* Given problem: Return the listing below exactly, with the pictures dropped.

* Supplied records:
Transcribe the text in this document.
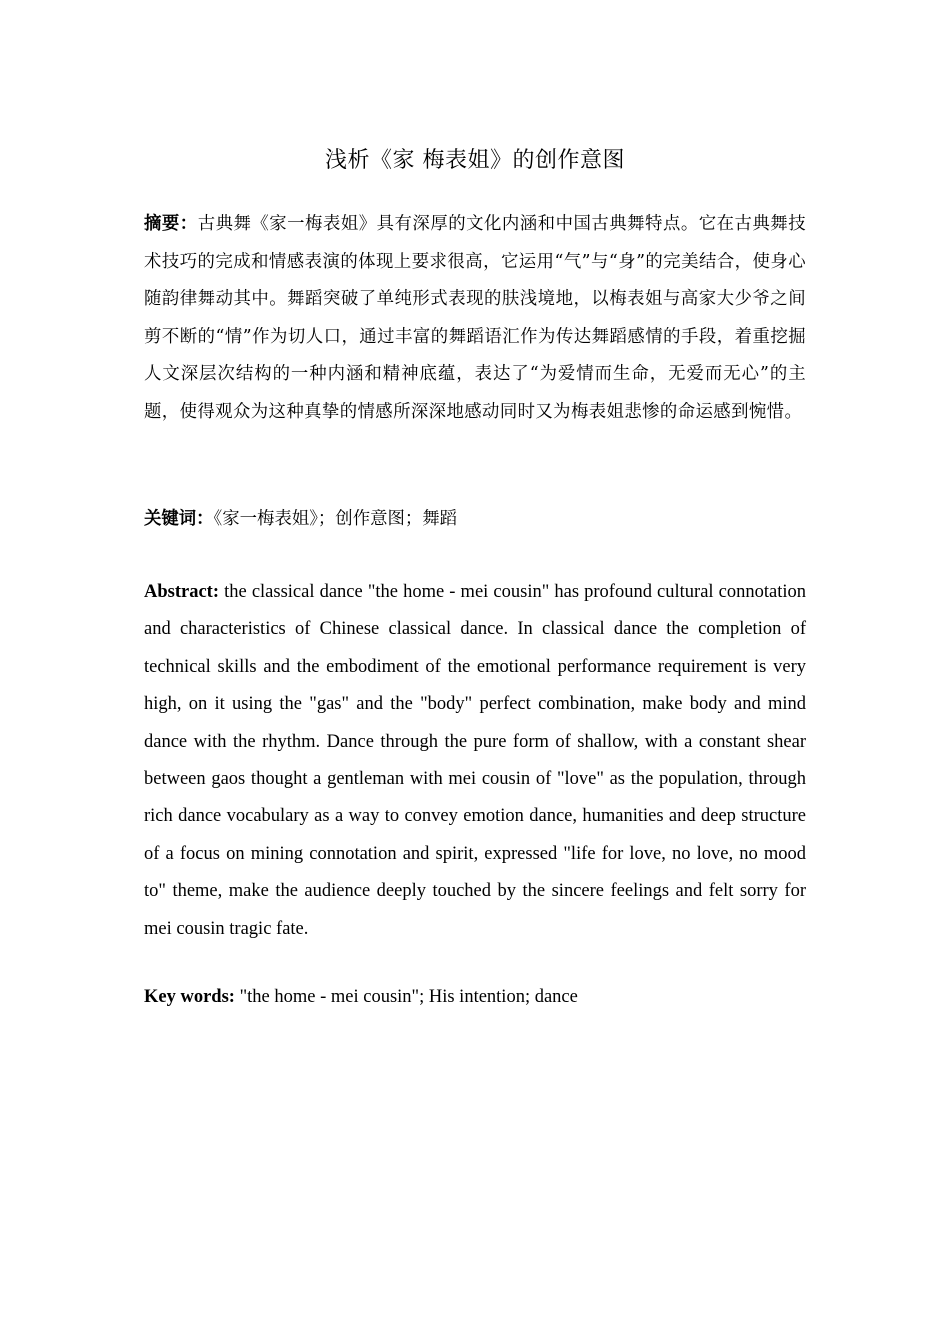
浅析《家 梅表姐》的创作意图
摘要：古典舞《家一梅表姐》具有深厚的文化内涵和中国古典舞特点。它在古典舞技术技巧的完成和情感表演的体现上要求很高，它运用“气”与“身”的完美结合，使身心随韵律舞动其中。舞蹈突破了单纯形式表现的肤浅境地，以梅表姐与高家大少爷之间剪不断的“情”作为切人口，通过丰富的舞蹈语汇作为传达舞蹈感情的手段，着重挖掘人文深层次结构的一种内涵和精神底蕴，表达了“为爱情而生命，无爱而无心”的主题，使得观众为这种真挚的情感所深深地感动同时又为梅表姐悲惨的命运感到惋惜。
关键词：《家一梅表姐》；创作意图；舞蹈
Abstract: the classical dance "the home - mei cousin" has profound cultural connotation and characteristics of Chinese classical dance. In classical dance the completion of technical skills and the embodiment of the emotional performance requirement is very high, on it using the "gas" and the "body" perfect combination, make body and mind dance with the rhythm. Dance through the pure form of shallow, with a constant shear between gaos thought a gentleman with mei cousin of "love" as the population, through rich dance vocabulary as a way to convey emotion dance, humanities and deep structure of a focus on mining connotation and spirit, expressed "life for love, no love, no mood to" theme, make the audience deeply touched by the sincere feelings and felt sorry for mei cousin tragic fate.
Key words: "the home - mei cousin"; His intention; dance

* Finished task:
Transcribe the text in this document.
浅析《家 梅表姐》的创作意图
摘要：古典舞《家一梅表姐》具有深厚的文化内涵和中国古典舞特点。它在古典舞技术技巧的完成和情感表演的体现上要求很高，它运用“气”与“身”的完美结合，使身心随韵律舞动其中。舞蹈突破了单纯形式表现的肤浅境地，以梅表姐与高家大少爷之间剪不断的“情”作为切人口，通过丰富的舞蹈语汇作为传达舞蹈感情的手段，着重挖掘人文深层次结构的一种内涵和精神底蕴，表达了“为爱情而生命，无爱而无心”的主题，使得观众为这种真挚的情感所深深地感动同时又为梅表姐悲惨的命运感到惋惜。
关键词：《家一梅表姐》；创作意图；舞蹈
Abstract: the classical dance "the home - mei cousin" has profound cultural connotation and characteristics of Chinese classical dance. In classical dance the completion of technical skills and the embodiment of the emotional performance requirement is very high, on it using the "gas" and the "body" perfect combination, make body and mind dance with the rhythm. Dance through the pure form of shallow, with a constant shear between gaos thought a gentleman with mei cousin of "love" as the population, through rich dance vocabulary as a way to convey emotion dance, humanities and deep structure of a focus on mining connotation and spirit, expressed "life for love, no love, no mood to" theme, make the audience deeply touched by the sincere feelings and felt sorry for mei cousin tragic fate.
Key words: "the home - mei cousin"; His intention; dance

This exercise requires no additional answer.